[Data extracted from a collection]
-- START --

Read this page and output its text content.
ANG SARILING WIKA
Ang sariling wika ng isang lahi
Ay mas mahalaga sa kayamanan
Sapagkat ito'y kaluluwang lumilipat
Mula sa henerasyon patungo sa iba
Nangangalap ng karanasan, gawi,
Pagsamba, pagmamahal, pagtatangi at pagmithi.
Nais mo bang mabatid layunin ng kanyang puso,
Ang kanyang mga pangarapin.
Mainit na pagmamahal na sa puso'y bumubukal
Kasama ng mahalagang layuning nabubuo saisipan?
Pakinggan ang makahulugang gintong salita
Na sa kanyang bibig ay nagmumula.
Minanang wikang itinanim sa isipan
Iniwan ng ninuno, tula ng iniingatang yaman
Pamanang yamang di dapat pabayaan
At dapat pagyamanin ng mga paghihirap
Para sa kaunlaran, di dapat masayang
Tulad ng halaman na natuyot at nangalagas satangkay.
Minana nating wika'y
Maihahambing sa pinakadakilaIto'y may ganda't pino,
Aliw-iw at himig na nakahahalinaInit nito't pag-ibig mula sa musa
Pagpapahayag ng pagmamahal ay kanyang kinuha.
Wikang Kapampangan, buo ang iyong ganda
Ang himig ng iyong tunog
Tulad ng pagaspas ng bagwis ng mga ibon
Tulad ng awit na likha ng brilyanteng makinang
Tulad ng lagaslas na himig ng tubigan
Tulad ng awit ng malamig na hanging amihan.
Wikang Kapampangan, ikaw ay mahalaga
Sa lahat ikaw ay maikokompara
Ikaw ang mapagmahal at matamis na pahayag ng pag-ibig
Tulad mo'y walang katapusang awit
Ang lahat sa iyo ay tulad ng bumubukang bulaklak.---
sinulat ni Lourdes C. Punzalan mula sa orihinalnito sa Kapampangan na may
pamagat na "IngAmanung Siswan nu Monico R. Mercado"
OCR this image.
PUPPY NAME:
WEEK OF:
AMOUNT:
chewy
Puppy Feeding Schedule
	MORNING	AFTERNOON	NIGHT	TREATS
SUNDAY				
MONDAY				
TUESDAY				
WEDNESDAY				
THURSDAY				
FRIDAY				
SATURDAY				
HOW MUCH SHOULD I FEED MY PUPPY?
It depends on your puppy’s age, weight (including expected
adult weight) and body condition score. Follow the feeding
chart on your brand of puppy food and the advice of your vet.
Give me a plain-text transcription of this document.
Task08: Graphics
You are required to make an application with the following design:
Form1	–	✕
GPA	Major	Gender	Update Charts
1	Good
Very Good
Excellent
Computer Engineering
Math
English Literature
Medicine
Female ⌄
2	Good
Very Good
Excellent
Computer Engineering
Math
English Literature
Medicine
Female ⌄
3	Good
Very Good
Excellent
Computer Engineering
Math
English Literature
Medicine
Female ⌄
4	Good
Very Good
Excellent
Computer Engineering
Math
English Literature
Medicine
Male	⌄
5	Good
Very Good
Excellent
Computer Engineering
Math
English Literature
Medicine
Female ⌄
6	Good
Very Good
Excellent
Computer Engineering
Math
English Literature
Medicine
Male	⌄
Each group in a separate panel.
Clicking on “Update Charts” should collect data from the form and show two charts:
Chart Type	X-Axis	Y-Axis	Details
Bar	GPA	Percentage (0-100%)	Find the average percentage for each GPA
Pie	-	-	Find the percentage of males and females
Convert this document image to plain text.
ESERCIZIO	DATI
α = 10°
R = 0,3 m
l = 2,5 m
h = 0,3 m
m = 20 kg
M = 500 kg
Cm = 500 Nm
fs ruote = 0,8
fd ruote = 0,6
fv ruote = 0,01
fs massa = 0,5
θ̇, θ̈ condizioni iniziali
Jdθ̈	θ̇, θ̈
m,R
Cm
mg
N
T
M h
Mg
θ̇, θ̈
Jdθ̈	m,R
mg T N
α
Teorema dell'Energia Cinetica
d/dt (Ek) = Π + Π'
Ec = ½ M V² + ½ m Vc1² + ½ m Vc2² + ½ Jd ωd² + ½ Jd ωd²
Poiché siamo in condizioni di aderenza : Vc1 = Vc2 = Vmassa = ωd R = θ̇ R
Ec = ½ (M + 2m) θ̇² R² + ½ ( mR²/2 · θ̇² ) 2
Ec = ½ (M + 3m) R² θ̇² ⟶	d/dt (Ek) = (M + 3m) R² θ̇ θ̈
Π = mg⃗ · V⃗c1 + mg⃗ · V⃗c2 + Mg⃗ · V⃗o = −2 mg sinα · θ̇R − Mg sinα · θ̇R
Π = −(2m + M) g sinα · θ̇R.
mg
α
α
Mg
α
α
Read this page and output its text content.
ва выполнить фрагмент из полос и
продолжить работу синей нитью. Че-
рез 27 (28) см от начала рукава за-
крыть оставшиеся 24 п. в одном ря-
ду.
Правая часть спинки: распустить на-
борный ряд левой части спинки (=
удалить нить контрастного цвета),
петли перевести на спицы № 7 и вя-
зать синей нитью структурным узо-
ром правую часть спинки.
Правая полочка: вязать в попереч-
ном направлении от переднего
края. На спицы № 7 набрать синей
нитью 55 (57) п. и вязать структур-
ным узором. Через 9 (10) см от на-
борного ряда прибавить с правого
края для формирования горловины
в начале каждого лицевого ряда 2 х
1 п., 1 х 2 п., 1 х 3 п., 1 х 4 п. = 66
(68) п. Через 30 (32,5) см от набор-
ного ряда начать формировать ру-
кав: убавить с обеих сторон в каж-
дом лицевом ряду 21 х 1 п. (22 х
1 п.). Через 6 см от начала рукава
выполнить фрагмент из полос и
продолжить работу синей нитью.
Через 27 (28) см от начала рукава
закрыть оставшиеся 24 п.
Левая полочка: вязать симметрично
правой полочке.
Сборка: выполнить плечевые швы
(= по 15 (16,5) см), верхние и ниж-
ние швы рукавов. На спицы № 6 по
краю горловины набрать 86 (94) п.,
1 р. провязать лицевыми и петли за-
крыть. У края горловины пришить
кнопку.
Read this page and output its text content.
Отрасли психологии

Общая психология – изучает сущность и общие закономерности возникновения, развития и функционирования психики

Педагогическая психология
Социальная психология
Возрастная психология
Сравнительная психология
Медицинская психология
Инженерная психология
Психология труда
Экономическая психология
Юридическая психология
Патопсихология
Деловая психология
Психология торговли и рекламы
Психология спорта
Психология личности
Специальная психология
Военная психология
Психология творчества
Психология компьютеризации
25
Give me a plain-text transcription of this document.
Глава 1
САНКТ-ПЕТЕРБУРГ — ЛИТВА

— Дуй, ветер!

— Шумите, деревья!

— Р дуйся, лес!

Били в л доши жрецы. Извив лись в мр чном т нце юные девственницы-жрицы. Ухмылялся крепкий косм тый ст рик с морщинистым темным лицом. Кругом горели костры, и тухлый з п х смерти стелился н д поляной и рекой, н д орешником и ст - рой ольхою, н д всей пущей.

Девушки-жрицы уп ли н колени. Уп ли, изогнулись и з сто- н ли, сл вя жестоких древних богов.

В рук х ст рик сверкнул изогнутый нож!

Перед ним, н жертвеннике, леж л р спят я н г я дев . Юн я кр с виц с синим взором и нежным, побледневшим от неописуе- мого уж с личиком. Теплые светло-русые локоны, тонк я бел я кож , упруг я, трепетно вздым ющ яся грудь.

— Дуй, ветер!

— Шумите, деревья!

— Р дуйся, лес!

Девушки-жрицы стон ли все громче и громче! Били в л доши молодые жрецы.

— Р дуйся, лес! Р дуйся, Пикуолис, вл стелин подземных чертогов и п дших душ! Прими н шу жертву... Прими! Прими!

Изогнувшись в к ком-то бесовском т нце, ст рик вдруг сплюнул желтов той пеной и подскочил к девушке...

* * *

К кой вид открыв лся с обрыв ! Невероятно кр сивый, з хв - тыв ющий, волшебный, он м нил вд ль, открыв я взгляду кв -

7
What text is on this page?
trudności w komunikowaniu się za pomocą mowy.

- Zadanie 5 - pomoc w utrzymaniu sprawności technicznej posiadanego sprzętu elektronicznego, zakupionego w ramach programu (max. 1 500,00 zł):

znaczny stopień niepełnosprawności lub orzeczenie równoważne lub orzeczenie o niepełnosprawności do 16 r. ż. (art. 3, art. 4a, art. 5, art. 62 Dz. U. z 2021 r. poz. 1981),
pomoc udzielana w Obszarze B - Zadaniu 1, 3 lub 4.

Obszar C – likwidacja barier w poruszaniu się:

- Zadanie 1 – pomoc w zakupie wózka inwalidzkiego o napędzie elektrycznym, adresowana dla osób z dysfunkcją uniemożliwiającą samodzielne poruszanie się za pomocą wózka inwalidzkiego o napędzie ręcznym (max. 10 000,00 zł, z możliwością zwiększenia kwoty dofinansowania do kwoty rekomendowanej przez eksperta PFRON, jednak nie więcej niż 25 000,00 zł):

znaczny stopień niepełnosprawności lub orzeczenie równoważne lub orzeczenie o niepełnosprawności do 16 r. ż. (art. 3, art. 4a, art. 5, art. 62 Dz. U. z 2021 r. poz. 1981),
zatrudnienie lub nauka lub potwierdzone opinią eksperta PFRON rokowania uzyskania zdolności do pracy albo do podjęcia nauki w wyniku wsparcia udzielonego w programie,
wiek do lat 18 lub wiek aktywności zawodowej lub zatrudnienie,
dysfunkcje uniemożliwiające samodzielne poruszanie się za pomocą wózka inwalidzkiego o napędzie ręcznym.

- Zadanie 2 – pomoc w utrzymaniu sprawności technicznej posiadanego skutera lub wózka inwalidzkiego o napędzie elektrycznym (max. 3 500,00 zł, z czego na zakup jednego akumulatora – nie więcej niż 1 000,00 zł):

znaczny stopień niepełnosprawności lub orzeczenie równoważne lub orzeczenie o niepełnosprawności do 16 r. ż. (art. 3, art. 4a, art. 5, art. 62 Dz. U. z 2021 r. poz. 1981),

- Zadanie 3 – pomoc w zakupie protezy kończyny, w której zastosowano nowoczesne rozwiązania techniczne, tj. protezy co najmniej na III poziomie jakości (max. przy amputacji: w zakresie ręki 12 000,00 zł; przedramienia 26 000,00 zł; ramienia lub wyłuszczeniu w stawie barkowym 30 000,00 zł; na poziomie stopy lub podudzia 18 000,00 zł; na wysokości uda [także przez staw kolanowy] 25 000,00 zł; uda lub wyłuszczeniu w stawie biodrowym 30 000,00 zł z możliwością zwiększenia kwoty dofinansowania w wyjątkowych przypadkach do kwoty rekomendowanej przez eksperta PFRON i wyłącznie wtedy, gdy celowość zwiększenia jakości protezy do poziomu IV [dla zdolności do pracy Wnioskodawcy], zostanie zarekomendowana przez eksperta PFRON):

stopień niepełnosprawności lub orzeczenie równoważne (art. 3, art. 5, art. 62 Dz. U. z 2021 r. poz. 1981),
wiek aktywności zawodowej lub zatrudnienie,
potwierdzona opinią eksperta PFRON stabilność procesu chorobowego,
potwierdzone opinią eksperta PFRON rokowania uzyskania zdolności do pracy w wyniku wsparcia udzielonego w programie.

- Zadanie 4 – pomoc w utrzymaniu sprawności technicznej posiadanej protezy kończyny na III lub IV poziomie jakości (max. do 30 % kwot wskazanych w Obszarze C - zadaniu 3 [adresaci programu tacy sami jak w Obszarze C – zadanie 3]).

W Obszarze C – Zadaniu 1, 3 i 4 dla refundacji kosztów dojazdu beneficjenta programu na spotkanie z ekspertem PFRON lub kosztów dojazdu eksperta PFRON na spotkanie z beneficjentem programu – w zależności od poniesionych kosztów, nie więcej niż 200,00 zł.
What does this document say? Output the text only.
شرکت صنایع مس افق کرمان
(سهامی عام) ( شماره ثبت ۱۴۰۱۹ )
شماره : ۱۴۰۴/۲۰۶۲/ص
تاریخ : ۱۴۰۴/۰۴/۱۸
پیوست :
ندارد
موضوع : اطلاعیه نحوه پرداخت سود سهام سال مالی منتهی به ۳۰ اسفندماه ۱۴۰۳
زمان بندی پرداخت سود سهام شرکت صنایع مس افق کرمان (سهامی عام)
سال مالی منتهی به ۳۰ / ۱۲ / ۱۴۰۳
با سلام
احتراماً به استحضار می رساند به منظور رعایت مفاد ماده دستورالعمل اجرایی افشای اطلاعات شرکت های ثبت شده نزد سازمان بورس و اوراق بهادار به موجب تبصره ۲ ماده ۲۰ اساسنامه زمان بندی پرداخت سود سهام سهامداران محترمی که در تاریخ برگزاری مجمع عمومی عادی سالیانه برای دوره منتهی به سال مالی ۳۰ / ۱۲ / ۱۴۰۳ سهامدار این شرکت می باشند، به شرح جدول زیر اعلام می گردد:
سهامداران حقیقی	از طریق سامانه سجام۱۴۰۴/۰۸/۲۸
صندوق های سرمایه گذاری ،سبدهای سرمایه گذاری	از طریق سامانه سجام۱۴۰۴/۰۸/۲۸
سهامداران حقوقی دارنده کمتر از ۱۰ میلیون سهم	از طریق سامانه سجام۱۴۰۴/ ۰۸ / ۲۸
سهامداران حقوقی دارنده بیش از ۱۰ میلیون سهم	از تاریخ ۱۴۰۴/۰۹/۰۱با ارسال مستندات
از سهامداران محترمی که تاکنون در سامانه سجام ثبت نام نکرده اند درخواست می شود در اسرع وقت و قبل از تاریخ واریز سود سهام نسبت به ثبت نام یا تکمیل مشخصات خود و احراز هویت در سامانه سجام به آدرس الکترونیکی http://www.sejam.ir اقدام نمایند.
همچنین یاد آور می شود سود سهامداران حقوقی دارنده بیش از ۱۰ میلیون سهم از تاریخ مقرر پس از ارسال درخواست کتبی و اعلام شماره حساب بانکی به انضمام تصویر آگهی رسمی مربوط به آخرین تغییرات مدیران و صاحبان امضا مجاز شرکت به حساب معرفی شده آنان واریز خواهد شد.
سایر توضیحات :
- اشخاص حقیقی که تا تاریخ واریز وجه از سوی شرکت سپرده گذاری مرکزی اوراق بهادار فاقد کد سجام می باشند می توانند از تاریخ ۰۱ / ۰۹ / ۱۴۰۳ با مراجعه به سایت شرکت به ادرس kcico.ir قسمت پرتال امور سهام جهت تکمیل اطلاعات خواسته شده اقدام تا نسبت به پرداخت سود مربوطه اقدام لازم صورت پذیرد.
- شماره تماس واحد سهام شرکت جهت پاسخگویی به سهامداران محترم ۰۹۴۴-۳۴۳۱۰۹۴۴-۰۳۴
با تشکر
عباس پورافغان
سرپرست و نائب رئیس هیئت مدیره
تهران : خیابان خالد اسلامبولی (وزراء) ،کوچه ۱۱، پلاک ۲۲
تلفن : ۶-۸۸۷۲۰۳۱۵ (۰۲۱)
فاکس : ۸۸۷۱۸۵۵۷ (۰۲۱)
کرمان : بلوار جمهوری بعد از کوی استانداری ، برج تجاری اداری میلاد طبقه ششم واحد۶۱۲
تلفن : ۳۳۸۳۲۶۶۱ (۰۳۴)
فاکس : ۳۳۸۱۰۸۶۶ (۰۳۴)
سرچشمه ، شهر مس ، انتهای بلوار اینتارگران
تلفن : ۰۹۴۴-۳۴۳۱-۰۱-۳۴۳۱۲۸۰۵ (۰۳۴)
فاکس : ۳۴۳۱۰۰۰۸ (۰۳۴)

-- END --

**Task brief**
Look for "Девушки" and pull out every line that has it.

**Output of the task**
Девушки-жрицы уп ли н колени. Уп ли, изогнулись и з сто- н ли, сл вя жестоких древних богов.
Девушки-жрицы стон ли все громче и громче! Били в л доши молодые жрецы.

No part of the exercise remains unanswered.